### Short task:
Find the number of lines below in which the word "document" appears, and write that number only.

-.-.-

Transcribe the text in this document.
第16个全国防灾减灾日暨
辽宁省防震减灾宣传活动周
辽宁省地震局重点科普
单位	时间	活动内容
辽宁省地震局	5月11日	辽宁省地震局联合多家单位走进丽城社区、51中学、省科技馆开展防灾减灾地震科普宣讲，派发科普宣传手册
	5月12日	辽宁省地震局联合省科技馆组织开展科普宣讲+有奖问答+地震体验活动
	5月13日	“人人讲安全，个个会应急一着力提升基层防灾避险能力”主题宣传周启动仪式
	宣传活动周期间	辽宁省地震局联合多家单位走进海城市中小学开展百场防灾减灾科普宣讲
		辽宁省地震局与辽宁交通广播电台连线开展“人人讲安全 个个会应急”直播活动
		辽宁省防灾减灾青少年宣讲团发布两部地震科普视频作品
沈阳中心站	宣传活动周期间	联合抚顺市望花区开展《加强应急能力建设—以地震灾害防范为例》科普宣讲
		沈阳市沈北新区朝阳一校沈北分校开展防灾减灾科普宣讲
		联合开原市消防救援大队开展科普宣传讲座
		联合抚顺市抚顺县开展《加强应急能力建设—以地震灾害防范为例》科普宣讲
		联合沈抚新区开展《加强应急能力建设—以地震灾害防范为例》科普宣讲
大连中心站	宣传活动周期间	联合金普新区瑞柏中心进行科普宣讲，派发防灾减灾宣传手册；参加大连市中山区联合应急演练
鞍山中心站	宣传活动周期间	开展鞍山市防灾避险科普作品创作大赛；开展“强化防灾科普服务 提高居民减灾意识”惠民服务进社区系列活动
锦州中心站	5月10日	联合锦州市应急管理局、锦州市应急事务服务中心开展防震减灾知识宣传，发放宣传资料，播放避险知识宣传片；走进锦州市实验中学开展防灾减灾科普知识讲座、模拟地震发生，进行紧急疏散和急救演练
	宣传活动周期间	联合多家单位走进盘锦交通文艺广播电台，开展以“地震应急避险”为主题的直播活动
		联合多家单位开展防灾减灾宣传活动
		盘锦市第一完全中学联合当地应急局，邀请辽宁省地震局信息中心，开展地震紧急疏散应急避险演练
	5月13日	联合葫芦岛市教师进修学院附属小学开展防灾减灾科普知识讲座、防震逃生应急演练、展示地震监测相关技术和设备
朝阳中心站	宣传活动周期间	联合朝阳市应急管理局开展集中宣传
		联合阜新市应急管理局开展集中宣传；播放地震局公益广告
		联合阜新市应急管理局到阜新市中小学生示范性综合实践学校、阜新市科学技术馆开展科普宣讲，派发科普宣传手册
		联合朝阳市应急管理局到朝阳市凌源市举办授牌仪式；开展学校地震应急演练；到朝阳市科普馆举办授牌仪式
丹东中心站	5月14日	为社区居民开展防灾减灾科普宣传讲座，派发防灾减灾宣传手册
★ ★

-.-.-

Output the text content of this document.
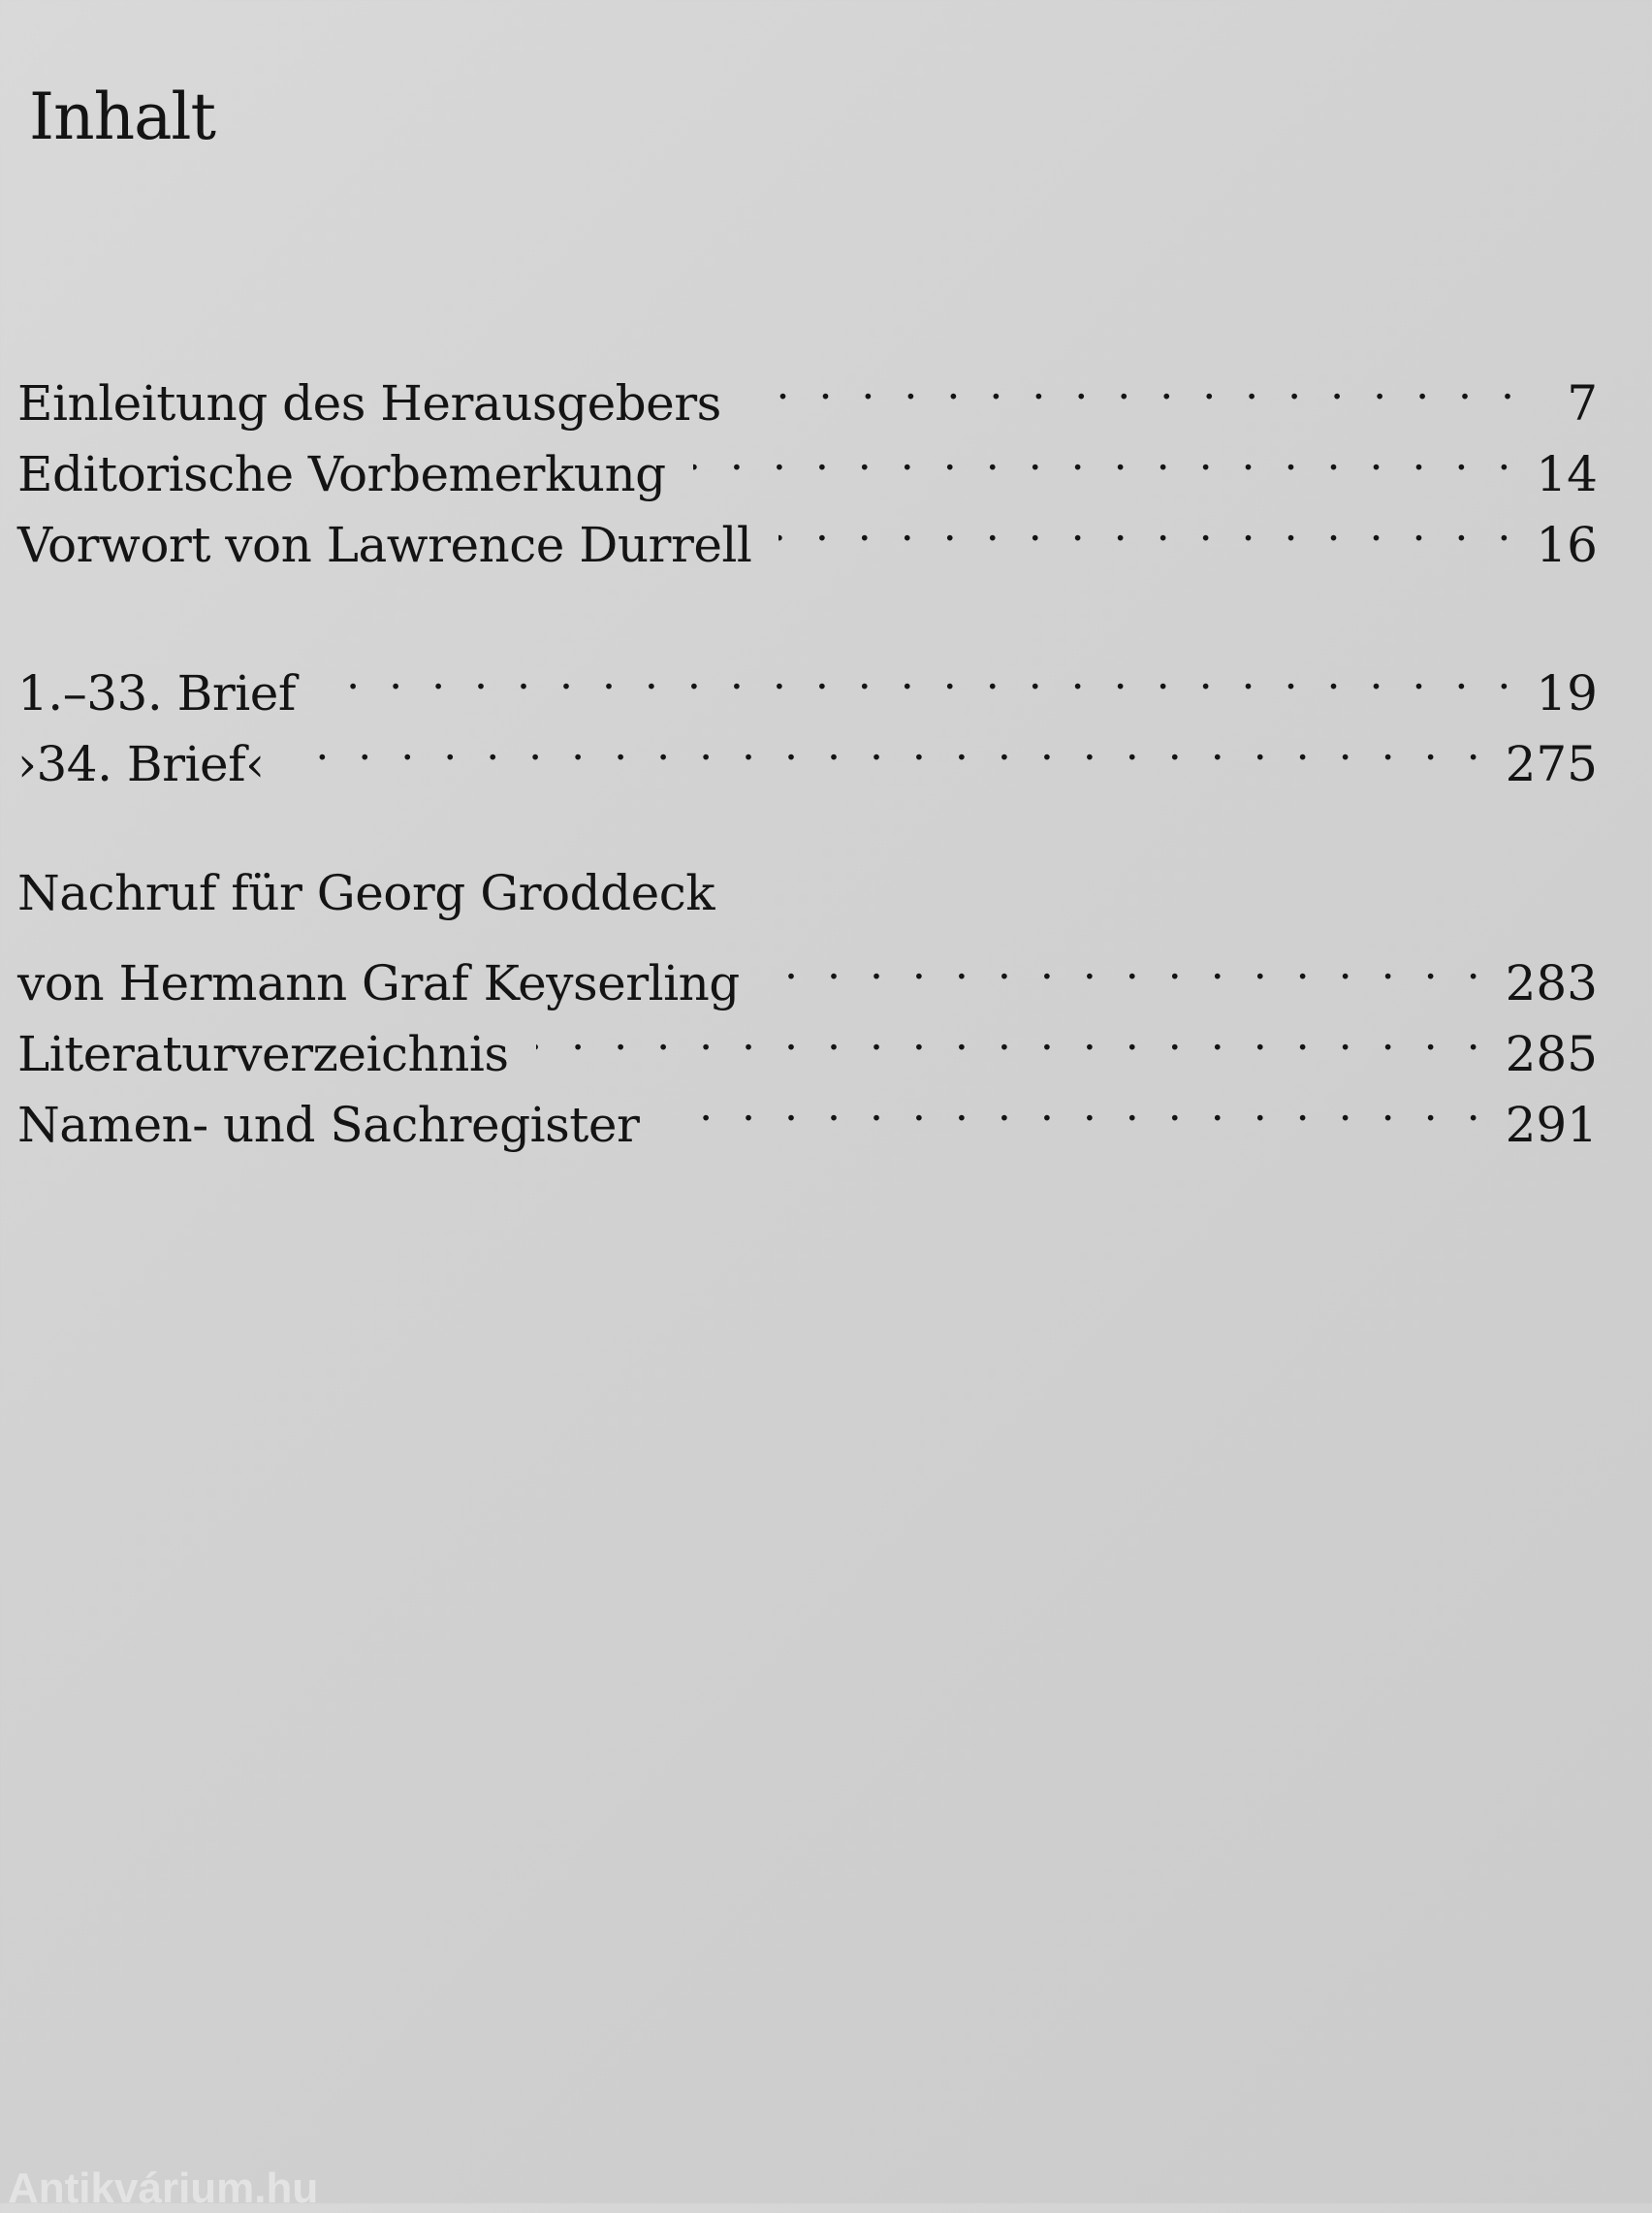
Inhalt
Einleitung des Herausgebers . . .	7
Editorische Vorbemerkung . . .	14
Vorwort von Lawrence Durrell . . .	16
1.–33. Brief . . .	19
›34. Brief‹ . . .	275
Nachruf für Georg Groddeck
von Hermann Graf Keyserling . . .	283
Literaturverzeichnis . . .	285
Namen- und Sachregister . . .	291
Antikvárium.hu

-.-.-

### Answer to the problem:
2